[What you are asked to do]:
Each of the entries should be retyped precisely as it appears.

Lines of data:
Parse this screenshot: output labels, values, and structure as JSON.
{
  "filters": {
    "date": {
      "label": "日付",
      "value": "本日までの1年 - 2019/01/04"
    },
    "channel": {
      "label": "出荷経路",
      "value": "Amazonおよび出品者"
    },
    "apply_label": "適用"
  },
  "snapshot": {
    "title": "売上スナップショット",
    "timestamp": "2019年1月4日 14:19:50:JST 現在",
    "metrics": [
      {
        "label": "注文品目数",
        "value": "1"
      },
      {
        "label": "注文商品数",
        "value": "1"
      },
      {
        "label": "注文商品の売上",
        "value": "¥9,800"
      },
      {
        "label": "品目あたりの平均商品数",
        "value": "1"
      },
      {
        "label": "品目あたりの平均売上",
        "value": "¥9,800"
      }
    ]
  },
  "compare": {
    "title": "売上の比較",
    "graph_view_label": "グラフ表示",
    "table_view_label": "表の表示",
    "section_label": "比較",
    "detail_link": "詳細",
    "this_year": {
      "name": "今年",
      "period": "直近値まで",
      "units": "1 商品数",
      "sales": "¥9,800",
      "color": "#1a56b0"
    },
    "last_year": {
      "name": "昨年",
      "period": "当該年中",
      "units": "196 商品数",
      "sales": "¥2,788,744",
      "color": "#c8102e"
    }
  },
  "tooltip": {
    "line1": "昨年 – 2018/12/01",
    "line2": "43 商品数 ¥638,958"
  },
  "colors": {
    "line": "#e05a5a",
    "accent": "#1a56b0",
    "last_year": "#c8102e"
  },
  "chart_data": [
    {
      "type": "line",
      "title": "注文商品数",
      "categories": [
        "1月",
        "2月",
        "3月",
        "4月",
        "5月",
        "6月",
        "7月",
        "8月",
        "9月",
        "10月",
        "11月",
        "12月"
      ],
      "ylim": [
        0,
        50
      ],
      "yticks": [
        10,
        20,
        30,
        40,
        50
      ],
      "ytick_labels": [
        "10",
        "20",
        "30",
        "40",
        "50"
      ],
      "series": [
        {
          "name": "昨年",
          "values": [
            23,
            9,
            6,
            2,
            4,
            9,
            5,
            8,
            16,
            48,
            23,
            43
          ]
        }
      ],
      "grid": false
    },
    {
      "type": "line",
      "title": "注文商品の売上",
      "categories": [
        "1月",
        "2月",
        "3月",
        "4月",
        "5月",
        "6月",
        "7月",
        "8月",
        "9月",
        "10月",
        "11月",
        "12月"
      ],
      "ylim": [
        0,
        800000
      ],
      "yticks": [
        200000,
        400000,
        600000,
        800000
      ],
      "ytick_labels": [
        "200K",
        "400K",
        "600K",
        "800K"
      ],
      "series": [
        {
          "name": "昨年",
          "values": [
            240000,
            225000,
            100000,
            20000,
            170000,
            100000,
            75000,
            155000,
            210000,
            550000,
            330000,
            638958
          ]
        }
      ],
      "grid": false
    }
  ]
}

[Written solution]:
Parse this screenshot: output labels, values, and structure as JSON.
{
  "filters": {
    "date": {
      "label": "日付",
      "value": "本日までの1年 - 2019/01/04"
    },
    "channel": {
      "label": "出荷経路",
      "value": "Amazonおよび出品者"
    },
    "apply_label": "適用"
  },
  "snapshot": {
    "title": "売上スナップショット",
    "timestamp": "2019年1月4日 14:19:50:JST 現在",
    "metrics": [
      {
        "label": "注文品目数",
        "value": "1"
      },
      {
        "label": "注文商品数",
        "value": "1"
      },
      {
        "label": "注文商品の売上",
        "value": "¥9,800"
      },
      {
        "label": "品目あたりの平均商品数",
        "value": "1"
      },
      {
        "label": "品目あたりの平均売上",
        "value": "¥9,800"
      }
    ]
  },
  "compare": {
    "title": "売上の比較",
    "graph_view_label": "グラフ表示",
    "table_view_label": "表の表示",
    "section_label": "比較",
    "detail_link": "詳細",
    "this_year": {
      "name": "今年",
      "period": "直近値まで",
      "units": "1 商品数",
      "sales": "¥9,800",
      "color": "#1a56b0"
    },
    "last_year": {
      "name": "昨年",
      "period": "当該年中",
      "units": "196 商品数",
      "sales": "¥2,788,744",
      "color": "#c8102e"
    }
  },
  "tooltip": {
    "line1": "昨年 – 2018/12/01",
    "line2": "43 商品数 ¥638,958"
  },
  "colors": {
    "line": "#e05a5a",
    "accent": "#1a56b0",
    "last_year": "#c8102e"
  },
  "chart_data": [
    {
      "type": "line",
      "title": "注文商品数",
      "categories": [
        "1月",
        "2月",
        "3月",
        "4月",
        "5月",
        "6月",
        "7月",
        "8月",
        "9月",
        "10月",
        "11月",
        "12月"
      ],
      "ylim": [
        0,
        50
      ],
      "yticks": [
        10,
        20,
        30,
        40,
        50
      ],
      "ytick_labels": [
        "10",
        "20",
        "30",
        "40",
        "50"
      ],
      "series": [
        {
          "name": "昨年",
          "values": [
            23,
            9,
            6,
            2,
            4,
            9,
            5,
            8,
            16,
            48,
            23,
            43
          ]
        }
      ],
      "grid": false
    },
    {
      "type": "line",
      "title": "注文商品の売上",
      "categories": [
        "1月",
        "2月",
        "3月",
        "4月",
        "5月",
        "6月",
        "7月",
        "8月",
        "9月",
        "10月",
        "11月",
        "12月"
      ],
      "ylim": [
        0,
        800000
      ],
      "yticks": [
        200000,
        400000,
        600000,
        800000
      ],
      "ytick_labels": [
        "200K",
        "400K",
        "600K",
        "800K"
      ],
      "series": [
        {
          "name": "昨年",
          "values": [
            240000,
            225000,
            100000,
            20000,
            170000,
            100000,
            75000,
            155000,
            210000,
            550000,
            330000,
            638958
          ]
        }
      ],
      "grid": false
    }
  ]
}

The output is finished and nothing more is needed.